• **Given request**: Search the data for the word "louder" and copy every line that contains it.

Source records:
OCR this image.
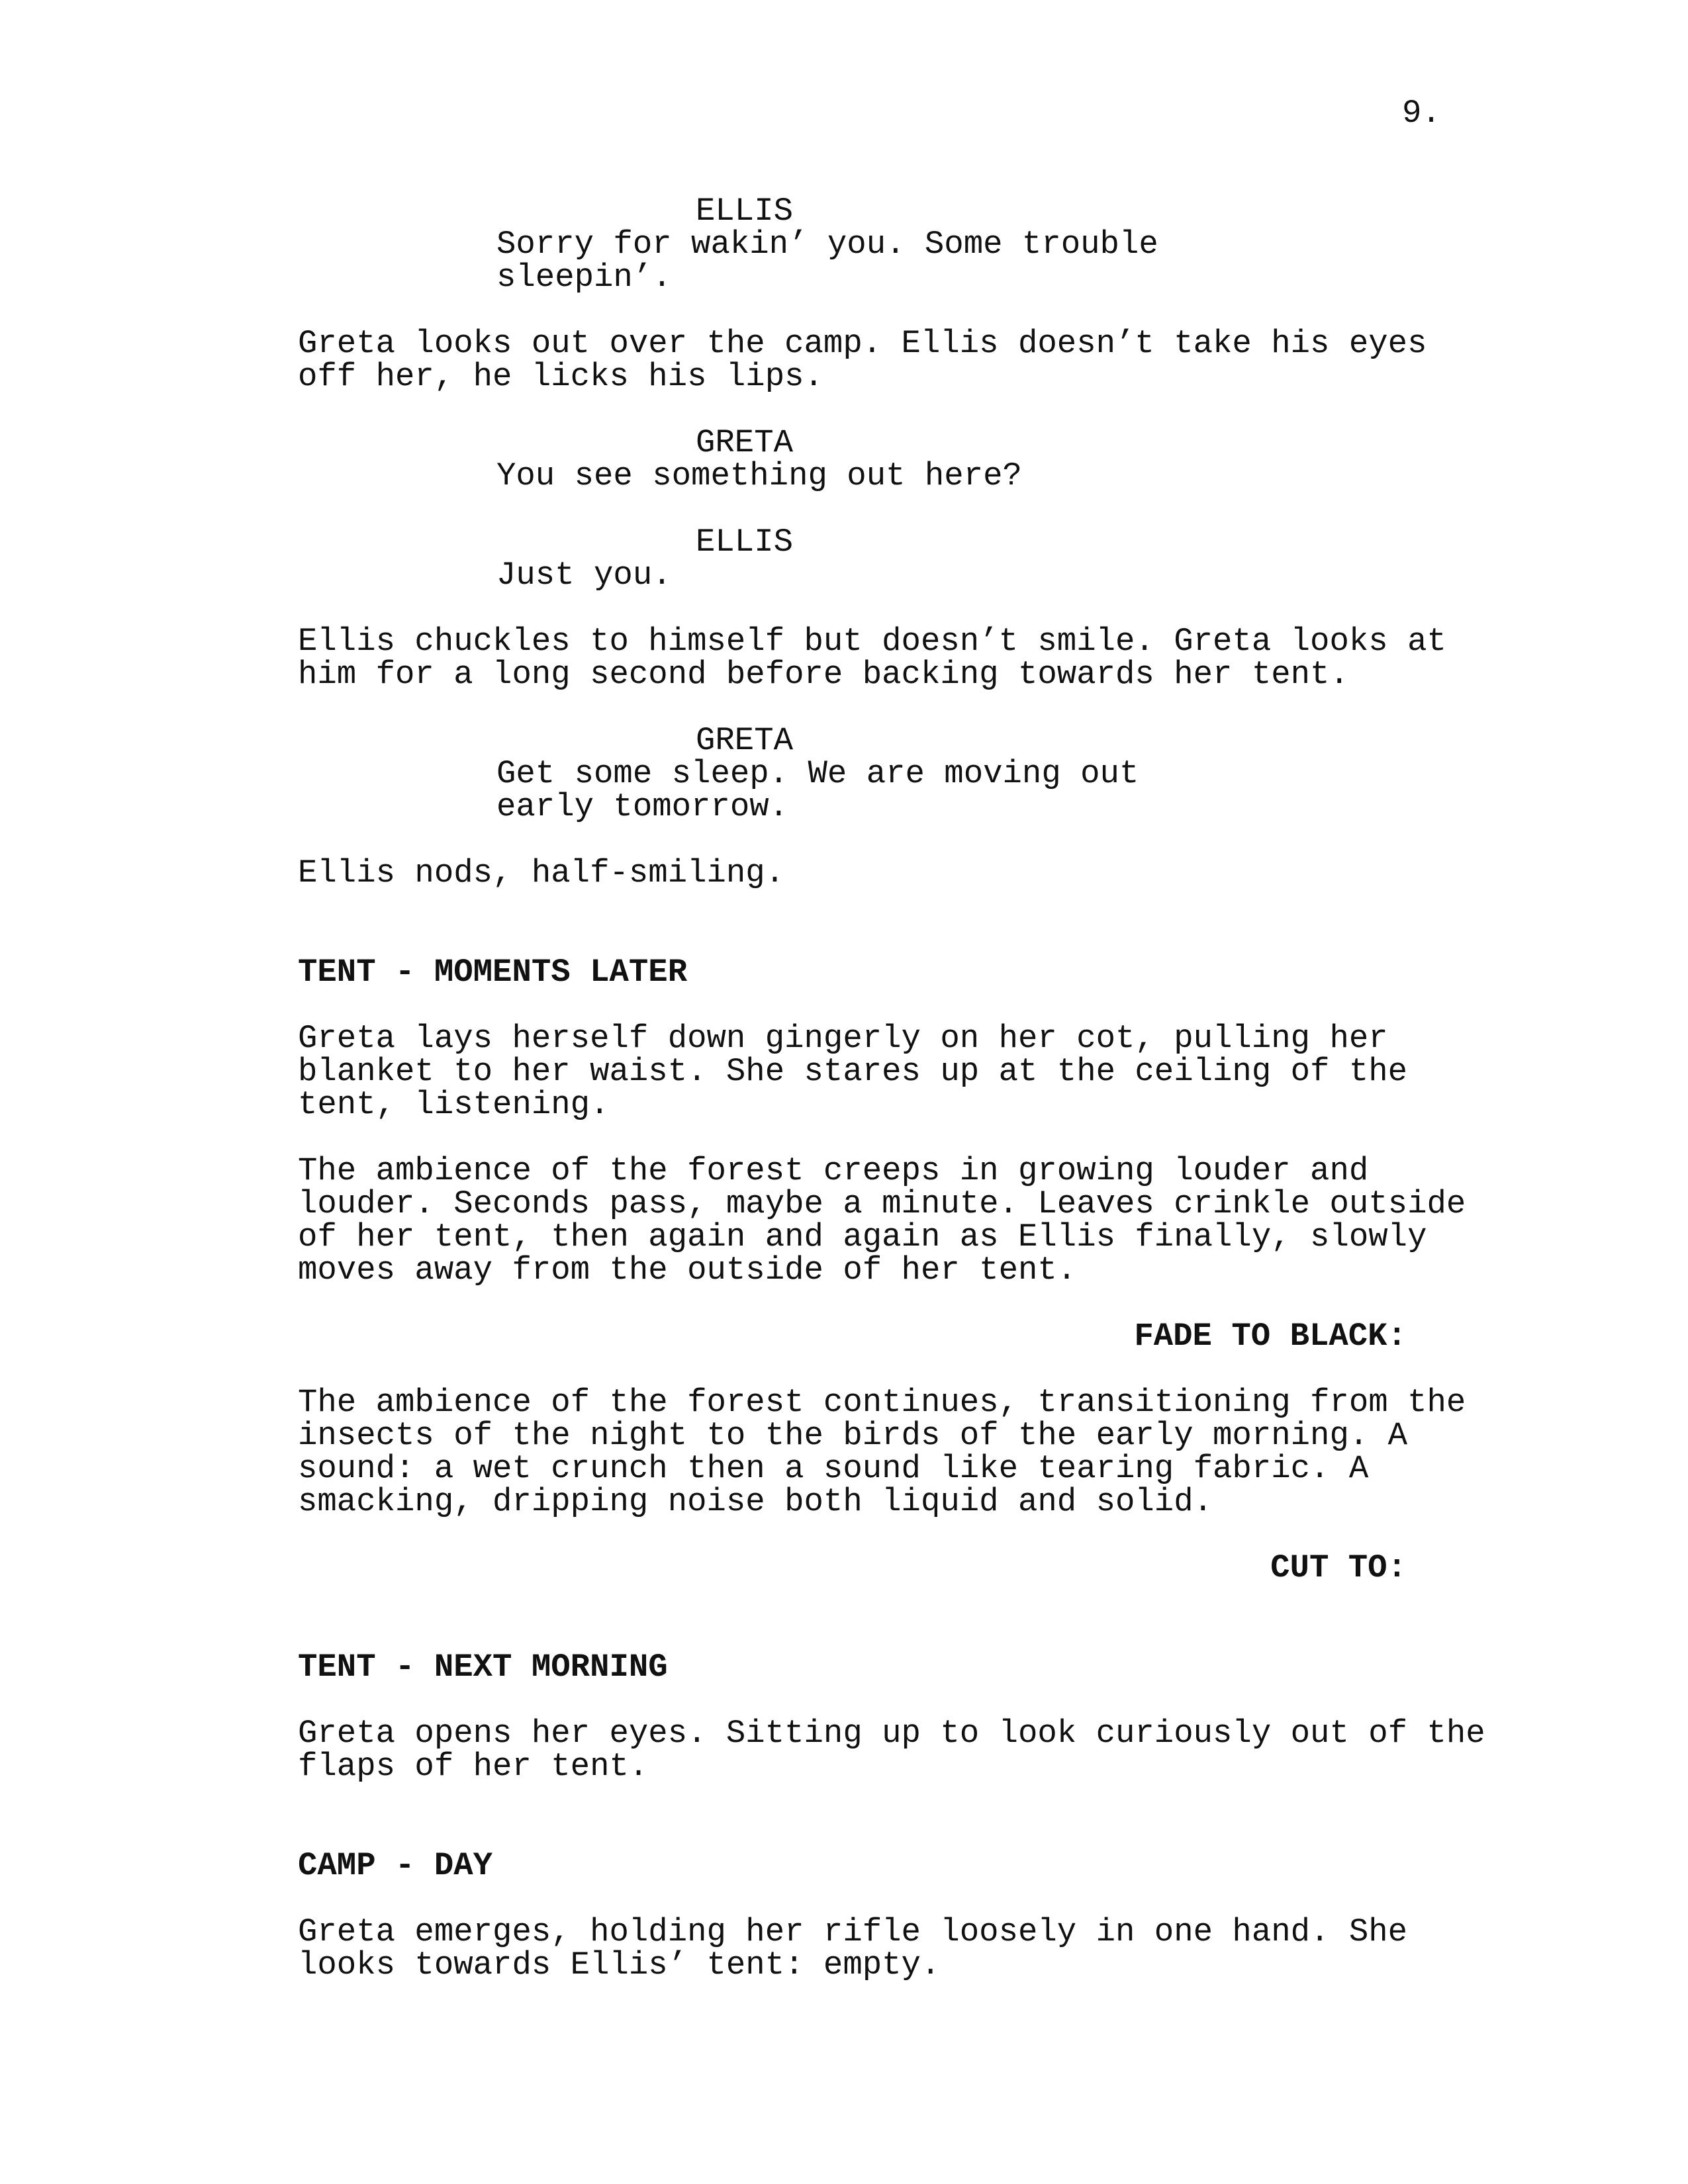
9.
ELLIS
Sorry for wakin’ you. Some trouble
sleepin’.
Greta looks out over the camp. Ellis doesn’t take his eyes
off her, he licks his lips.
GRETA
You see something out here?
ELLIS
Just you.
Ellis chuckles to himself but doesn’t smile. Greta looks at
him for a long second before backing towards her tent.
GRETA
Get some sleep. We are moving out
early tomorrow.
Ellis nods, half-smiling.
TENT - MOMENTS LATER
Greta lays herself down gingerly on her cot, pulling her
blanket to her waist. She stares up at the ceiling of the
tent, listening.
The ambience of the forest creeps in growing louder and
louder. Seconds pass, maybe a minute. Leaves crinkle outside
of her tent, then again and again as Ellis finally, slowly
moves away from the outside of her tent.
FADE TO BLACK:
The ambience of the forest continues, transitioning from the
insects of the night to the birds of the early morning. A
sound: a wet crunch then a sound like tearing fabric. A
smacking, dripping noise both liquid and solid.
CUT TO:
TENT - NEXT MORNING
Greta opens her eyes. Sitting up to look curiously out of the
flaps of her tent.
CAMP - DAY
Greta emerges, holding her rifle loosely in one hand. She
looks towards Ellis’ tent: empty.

• **Exercise solution**:
The ambience of the forest creeps in growing louder and
louder. Seconds pass, maybe a minute. Leaves crinkle outside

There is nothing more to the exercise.